▸ WHAT YOU ARE ASKED TO DO: Within the records below, find each line that holds the string "случаях", then copy it.

※

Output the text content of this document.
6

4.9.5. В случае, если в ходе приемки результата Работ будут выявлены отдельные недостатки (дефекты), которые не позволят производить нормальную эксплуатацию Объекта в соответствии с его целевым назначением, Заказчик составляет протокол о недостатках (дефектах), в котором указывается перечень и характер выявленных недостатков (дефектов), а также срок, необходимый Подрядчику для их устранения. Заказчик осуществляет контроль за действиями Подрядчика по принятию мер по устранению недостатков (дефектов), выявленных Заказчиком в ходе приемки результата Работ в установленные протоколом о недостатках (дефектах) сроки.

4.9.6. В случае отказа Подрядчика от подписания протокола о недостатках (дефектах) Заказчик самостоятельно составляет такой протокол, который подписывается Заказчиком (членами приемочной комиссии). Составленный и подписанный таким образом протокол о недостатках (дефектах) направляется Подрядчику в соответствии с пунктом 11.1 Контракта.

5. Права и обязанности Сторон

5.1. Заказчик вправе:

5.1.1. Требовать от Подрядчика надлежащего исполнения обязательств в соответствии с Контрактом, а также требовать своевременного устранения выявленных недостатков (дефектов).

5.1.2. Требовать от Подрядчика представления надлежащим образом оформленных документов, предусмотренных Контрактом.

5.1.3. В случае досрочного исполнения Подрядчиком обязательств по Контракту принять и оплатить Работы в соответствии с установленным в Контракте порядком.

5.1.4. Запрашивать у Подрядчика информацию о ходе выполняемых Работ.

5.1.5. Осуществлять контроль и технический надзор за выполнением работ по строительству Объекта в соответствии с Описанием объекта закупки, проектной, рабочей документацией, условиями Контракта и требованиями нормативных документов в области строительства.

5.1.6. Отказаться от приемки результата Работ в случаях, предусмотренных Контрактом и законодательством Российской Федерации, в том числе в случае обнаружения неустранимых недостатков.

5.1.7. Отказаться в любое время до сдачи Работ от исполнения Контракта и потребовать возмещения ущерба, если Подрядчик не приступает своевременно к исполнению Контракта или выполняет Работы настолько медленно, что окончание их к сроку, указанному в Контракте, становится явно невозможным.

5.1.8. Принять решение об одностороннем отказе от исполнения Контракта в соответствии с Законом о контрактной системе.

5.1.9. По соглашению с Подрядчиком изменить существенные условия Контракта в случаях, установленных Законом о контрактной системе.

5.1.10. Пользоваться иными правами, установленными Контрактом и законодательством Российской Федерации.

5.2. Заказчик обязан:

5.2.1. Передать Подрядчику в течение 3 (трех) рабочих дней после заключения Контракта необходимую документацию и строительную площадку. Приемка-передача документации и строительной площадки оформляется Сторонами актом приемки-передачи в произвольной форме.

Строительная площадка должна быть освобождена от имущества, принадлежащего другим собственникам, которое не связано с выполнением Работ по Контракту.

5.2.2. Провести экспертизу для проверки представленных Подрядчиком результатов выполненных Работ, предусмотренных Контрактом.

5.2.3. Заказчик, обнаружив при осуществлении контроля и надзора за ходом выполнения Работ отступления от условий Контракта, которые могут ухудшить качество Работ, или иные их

※

▸ COMPLETE RESPONSE:
5.1.6. Отказаться от приемки результата Работ в случаях, предусмотренных Контрактом и законодательством Российской Федерации, в том числе в случае обнаружения неустранимых недостатков.
5.1.9. По соглашению с Подрядчиком изменить существенные условия Контракта в случаях, установленных Законом о контрактной системе.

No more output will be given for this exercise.